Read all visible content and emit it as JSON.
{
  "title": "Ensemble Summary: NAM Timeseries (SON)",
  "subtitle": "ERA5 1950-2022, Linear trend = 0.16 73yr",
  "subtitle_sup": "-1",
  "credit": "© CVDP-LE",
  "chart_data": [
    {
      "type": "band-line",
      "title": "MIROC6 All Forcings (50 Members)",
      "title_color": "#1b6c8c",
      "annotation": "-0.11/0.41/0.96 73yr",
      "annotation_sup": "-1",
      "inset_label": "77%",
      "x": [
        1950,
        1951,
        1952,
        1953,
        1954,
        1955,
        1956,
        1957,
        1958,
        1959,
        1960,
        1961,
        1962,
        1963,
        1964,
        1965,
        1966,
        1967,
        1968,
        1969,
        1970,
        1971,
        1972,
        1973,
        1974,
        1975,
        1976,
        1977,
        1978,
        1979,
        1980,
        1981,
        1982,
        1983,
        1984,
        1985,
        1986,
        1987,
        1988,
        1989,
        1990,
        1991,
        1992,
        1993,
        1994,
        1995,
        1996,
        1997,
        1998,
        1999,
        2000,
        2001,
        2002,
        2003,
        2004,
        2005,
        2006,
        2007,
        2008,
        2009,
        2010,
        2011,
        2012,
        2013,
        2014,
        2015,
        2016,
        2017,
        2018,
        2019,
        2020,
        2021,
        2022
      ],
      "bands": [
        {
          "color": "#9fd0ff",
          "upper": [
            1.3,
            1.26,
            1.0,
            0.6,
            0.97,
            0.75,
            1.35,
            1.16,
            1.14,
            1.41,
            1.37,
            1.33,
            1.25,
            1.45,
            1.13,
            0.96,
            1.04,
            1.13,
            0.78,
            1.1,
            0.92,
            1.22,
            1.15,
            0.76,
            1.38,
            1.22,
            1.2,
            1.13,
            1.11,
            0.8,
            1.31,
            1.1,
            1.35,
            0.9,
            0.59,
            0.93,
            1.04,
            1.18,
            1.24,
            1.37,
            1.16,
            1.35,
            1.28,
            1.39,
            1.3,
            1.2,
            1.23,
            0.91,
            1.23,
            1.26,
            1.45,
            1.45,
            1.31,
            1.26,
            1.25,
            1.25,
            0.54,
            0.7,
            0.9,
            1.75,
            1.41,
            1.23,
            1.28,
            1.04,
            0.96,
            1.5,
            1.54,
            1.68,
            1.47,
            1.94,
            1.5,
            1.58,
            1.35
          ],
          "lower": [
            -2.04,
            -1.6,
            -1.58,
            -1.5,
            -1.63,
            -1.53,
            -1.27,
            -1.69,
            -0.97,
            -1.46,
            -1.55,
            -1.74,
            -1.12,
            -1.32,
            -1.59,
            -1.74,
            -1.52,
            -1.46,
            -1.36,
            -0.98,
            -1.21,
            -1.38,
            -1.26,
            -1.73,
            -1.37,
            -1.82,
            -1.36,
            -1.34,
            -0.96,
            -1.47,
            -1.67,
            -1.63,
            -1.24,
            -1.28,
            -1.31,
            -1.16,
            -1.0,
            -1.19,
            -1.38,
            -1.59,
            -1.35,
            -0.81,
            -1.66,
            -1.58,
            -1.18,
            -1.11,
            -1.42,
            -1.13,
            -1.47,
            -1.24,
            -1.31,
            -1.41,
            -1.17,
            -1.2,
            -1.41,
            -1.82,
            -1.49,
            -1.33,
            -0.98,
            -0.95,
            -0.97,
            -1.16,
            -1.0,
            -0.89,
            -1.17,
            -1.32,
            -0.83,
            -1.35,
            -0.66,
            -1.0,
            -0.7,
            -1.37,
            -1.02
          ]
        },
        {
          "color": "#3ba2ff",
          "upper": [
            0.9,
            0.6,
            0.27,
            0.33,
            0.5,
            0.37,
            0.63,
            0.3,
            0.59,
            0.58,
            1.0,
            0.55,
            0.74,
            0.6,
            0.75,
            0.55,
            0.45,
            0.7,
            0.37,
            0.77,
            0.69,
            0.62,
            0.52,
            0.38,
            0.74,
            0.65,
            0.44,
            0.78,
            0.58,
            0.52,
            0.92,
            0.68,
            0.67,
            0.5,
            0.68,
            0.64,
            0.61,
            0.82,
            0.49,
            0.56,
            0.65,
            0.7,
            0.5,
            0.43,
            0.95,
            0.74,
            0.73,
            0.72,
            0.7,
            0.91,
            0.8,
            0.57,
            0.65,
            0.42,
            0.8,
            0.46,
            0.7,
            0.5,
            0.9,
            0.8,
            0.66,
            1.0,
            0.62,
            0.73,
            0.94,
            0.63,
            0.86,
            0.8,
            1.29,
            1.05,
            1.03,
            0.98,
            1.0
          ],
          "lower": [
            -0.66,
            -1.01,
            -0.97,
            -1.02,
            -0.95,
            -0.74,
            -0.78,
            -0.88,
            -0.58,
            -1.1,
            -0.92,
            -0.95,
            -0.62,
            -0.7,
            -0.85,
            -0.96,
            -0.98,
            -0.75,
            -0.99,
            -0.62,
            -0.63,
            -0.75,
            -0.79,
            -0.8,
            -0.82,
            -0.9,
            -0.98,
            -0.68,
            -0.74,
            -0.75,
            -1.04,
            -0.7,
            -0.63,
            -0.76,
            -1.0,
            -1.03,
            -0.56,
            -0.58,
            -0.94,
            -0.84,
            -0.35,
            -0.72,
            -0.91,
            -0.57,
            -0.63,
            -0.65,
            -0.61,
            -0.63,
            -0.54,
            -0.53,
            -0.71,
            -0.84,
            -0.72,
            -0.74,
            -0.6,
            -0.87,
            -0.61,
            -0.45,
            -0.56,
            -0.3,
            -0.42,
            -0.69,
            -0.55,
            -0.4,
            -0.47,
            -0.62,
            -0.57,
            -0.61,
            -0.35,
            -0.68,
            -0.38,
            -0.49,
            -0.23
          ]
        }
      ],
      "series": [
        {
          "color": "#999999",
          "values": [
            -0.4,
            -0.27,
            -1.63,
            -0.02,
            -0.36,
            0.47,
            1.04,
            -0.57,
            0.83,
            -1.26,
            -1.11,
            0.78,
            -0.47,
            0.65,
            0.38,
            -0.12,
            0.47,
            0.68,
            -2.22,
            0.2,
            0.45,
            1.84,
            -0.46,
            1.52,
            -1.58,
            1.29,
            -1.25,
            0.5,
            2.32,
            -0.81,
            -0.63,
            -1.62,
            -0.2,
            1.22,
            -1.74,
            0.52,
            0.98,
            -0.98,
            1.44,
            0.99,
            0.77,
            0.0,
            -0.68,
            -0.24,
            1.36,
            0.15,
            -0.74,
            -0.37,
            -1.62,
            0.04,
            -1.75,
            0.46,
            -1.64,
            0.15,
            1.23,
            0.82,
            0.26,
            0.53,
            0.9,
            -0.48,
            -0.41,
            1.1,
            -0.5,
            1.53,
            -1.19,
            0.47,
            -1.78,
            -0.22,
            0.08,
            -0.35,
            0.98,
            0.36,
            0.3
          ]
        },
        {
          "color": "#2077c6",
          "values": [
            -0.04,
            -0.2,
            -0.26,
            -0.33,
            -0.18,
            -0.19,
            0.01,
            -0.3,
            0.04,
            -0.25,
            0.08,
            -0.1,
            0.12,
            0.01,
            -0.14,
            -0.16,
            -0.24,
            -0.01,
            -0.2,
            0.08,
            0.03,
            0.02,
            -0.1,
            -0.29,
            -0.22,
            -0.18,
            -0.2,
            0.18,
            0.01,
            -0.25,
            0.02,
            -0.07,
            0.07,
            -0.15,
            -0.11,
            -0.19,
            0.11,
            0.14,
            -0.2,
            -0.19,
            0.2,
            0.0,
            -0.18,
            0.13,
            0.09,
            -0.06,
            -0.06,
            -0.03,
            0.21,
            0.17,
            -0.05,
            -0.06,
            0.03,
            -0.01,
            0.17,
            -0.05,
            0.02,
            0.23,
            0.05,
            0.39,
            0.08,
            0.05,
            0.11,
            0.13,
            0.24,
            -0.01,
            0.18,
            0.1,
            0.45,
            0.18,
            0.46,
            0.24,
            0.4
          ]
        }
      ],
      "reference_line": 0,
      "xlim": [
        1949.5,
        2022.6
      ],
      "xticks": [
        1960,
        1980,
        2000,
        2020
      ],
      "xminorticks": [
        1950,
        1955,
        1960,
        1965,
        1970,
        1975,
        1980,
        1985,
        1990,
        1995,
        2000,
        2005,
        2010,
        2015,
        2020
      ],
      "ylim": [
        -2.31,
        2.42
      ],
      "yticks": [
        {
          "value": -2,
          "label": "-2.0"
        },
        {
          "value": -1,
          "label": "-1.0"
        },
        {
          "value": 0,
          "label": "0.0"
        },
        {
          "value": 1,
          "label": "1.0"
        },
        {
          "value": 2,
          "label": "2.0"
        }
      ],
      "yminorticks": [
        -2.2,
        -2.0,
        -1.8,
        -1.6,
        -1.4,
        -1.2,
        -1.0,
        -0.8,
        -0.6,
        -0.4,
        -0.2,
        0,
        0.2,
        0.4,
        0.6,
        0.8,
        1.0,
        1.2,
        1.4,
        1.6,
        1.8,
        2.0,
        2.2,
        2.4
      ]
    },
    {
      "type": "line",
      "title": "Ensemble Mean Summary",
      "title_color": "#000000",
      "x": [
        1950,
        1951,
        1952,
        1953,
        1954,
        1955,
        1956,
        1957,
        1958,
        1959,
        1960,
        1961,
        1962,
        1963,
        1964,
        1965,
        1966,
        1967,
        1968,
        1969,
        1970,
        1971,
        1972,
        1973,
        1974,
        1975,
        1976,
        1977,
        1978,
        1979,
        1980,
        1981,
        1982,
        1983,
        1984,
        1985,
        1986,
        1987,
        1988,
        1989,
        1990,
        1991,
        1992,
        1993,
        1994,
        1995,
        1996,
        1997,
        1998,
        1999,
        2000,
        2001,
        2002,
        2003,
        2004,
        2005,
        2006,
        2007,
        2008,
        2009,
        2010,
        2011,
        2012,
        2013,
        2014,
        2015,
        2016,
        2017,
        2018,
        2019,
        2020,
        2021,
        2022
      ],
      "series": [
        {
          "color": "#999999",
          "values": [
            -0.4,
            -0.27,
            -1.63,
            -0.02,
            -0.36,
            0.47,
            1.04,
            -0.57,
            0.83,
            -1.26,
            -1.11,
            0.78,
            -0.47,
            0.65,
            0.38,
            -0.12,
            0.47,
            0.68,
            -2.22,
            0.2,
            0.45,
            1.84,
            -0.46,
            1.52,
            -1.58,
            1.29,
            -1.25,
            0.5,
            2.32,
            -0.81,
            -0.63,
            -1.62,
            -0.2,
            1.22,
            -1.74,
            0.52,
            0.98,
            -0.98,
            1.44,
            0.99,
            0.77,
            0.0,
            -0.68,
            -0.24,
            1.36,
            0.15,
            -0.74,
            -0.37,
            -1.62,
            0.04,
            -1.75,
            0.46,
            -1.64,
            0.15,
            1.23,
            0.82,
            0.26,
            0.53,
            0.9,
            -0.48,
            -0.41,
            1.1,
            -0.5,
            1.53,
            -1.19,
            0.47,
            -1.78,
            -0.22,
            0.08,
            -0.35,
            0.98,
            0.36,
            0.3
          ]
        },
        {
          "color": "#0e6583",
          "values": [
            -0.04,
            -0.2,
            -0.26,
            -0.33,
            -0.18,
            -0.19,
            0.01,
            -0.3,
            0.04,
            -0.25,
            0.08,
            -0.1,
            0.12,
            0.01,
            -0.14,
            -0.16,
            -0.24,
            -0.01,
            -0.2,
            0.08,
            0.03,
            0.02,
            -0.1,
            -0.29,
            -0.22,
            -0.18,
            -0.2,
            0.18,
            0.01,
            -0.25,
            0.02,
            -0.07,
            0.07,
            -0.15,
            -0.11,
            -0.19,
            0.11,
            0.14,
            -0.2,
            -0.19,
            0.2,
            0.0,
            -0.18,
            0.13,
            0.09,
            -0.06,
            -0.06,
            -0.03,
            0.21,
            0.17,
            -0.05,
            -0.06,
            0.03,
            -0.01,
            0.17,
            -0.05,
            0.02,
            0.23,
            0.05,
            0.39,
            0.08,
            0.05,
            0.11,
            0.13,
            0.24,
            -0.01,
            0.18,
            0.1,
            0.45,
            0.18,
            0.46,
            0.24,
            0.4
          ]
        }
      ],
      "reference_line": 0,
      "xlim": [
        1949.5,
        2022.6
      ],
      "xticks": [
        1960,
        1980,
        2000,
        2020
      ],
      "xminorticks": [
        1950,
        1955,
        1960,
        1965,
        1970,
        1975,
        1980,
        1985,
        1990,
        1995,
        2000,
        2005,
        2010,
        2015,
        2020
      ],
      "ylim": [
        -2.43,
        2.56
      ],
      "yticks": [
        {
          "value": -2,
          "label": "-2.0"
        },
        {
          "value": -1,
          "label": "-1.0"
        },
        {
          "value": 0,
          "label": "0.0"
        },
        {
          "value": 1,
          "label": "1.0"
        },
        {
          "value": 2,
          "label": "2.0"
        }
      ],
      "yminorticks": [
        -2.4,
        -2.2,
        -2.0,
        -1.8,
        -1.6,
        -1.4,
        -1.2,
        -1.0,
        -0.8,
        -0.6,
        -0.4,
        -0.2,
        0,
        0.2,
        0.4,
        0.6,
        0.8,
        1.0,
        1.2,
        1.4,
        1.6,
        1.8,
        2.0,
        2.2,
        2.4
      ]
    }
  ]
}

◇ ◇ ◇ ◇ ◇

State the number of lines that contain the string "Ensemble", with no other words.

FULL ANSWER:
2